## [AIM OF THE TASK]
In the listing below, find every line with the string "Video" and pull it out.

┄┄┄┄┄┄┄┄┄┄

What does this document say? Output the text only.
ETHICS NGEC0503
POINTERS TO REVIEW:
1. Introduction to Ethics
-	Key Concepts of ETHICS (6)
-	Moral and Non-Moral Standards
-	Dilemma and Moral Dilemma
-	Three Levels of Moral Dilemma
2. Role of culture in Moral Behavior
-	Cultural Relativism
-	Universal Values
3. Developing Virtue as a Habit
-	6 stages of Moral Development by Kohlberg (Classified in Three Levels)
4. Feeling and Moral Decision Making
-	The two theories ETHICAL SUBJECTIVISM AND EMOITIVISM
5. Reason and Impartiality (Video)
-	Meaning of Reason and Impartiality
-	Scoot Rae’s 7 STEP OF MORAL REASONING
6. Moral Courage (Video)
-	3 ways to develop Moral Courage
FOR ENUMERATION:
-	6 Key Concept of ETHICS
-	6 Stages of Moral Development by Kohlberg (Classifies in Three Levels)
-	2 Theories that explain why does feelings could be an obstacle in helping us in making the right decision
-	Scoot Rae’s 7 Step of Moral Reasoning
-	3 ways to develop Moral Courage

┄┄┄┄┄┄┄┄┄┄

## [FINISHED ANSWER]
5. Reason and Impartiality (Video)
6. Moral Courage (Video)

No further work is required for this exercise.